EXTRACTED RECORDS.
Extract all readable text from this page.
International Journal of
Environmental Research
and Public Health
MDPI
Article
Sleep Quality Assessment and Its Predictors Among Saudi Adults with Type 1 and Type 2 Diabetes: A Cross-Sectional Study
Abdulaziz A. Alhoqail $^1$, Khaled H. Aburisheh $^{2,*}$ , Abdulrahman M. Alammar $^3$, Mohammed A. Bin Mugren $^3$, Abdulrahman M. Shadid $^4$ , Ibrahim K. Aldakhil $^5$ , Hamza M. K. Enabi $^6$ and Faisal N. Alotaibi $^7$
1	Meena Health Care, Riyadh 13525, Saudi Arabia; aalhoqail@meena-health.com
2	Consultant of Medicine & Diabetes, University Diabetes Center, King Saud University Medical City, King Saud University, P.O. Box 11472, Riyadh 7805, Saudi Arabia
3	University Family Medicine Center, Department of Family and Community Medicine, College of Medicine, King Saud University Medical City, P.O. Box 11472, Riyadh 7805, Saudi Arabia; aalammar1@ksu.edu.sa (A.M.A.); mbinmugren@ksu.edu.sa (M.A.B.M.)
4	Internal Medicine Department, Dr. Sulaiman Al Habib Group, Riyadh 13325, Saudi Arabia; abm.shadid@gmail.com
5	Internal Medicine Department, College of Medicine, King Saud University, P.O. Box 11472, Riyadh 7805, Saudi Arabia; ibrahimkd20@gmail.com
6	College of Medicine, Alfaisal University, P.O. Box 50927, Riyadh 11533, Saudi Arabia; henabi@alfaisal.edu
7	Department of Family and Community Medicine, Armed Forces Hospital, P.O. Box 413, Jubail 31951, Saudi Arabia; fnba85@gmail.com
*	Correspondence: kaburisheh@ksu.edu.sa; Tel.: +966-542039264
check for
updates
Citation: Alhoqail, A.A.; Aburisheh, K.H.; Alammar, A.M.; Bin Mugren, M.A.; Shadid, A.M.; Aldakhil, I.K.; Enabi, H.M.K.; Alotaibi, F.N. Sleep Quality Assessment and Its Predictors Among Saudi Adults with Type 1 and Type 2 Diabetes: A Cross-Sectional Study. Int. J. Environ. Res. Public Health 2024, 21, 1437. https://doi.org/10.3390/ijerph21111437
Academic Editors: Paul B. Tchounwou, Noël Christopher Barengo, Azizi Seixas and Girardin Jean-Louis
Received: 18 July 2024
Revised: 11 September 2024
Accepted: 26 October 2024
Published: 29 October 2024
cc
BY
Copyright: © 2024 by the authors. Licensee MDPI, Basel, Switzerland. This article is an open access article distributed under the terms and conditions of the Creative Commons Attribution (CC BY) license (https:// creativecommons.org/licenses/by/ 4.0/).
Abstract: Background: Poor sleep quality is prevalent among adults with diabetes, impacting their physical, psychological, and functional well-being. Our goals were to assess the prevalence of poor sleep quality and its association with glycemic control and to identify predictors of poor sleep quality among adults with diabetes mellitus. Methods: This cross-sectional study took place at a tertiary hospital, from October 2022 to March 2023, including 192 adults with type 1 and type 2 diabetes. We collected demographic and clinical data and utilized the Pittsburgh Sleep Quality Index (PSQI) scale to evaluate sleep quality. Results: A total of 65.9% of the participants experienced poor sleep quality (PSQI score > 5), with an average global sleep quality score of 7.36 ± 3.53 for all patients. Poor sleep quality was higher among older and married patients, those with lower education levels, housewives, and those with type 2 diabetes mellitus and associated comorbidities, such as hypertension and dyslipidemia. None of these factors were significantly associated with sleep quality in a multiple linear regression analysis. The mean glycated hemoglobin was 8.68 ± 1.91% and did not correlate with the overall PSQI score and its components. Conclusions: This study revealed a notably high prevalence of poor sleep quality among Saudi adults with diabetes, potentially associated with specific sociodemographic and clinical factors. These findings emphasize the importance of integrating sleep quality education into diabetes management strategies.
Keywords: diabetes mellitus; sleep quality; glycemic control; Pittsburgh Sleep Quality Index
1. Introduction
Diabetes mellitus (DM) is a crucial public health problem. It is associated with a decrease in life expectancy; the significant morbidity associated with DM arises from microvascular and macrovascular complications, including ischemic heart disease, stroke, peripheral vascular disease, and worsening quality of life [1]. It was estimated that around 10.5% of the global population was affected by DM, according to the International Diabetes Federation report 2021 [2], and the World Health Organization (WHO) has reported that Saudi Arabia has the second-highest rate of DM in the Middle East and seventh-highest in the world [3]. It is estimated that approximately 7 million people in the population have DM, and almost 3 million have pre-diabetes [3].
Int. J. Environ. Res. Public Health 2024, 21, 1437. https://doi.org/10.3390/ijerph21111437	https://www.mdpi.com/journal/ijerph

ACTION ITEM.
Set down the whole of the data, exactly as it stands.

YOUR SOLUTION.
Extract all readable text from this page.
International Journal of
Environmental Research
and Public Health
MDPI
Article
Sleep Quality Assessment and Its Predictors Among Saudi Adults with Type 1 and Type 2 Diabetes: A Cross-Sectional Study
Abdulaziz A. Alhoqail $^1$, Khaled H. Aburisheh $^{2,*}$ , Abdulrahman M. Alammar $^3$, Mohammed A. Bin Mugren $^3$, Abdulrahman M. Shadid $^4$ , Ibrahim K. Aldakhil $^5$ , Hamza M. K. Enabi $^6$ and Faisal N. Alotaibi $^7$
1	Meena Health Care, Riyadh 13525, Saudi Arabia; aalhoqail@meena-health.com
2	Consultant of Medicine & Diabetes, University Diabetes Center, King Saud University Medical City, King Saud University, P.O. Box 11472, Riyadh 7805, Saudi Arabia
3	University Family Medicine Center, Department of Family and Community Medicine, College of Medicine, King Saud University Medical City, P.O. Box 11472, Riyadh 7805, Saudi Arabia; aalammar1@ksu.edu.sa (A.M.A.); mbinmugren@ksu.edu.sa (M.A.B.M.)
4	Internal Medicine Department, Dr. Sulaiman Al Habib Group, Riyadh 13325, Saudi Arabia; abm.shadid@gmail.com
5	Internal Medicine Department, College of Medicine, King Saud University, P.O. Box 11472, Riyadh 7805, Saudi Arabia; ibrahimkd20@gmail.com
6	College of Medicine, Alfaisal University, P.O. Box 50927, Riyadh 11533, Saudi Arabia; henabi@alfaisal.edu
7	Department of Family and Community Medicine, Armed Forces Hospital, P.O. Box 413, Jubail 31951, Saudi Arabia; fnba85@gmail.com
*	Correspondence: kaburisheh@ksu.edu.sa; Tel.: +966-542039264
check for
updates
Citation: Alhoqail, A.A.; Aburisheh, K.H.; Alammar, A.M.; Bin Mugren, M.A.; Shadid, A.M.; Aldakhil, I.K.; Enabi, H.M.K.; Alotaibi, F.N. Sleep Quality Assessment and Its Predictors Among Saudi Adults with Type 1 and Type 2 Diabetes: A Cross-Sectional Study. Int. J. Environ. Res. Public Health 2024, 21, 1437. https://doi.org/10.3390/ijerph21111437
Academic Editors: Paul B. Tchounwou, Noël Christopher Barengo, Azizi Seixas and Girardin Jean-Louis
Received: 18 July 2024
Revised: 11 September 2024
Accepted: 26 October 2024
Published: 29 October 2024
cc
BY
Copyright: © 2024 by the authors. Licensee MDPI, Basel, Switzerland. This article is an open access article distributed under the terms and conditions of the Creative Commons Attribution (CC BY) license (https:// creativecommons.org/licenses/by/ 4.0/).
Abstract: Background: Poor sleep quality is prevalent among adults with diabetes, impacting their physical, psychological, and functional well-being. Our goals were to assess the prevalence of poor sleep quality and its association with glycemic control and to identify predictors of poor sleep quality among adults with diabetes mellitus. Methods: This cross-sectional study took place at a tertiary hospital, from October 2022 to March 2023, including 192 adults with type 1 and type 2 diabetes. We collected demographic and clinical data and utilized the Pittsburgh Sleep Quality Index (PSQI) scale to evaluate sleep quality. Results: A total of 65.9% of the participants experienced poor sleep quality (PSQI score > 5), with an average global sleep quality score of 7.36 ± 3.53 for all patients. Poor sleep quality was higher among older and married patients, those with lower education levels, housewives, and those with type 2 diabetes mellitus and associated comorbidities, such as hypertension and dyslipidemia. None of these factors were significantly associated with sleep quality in a multiple linear regression analysis. The mean glycated hemoglobin was 8.68 ± 1.91% and did not correlate with the overall PSQI score and its components. Conclusions: This study revealed a notably high prevalence of poor sleep quality among Saudi adults with diabetes, potentially associated with specific sociodemographic and clinical factors. These findings emphasize the importance of integrating sleep quality education into diabetes management strategies.
Keywords: diabetes mellitus; sleep quality; glycemic control; Pittsburgh Sleep Quality Index
1. Introduction
Diabetes mellitus (DM) is a crucial public health problem. It is associated with a decrease in life expectancy; the significant morbidity associated with DM arises from microvascular and macrovascular complications, including ischemic heart disease, stroke, peripheral vascular disease, and worsening quality of life [1]. It was estimated that around 10.5% of the global population was affected by DM, according to the International Diabetes Federation report 2021 [2], and the World Health Organization (WHO) has reported that Saudi Arabia has the second-highest rate of DM in the Middle East and seventh-highest in the world [3]. It is estimated that approximately 7 million people in the population have DM, and almost 3 million have pre-diabetes [3].
Int. J. Environ. Res. Public Health 2024, 21, 1437. https://doi.org/10.3390/ijerph21111437	https://www.mdpi.com/journal/ijerph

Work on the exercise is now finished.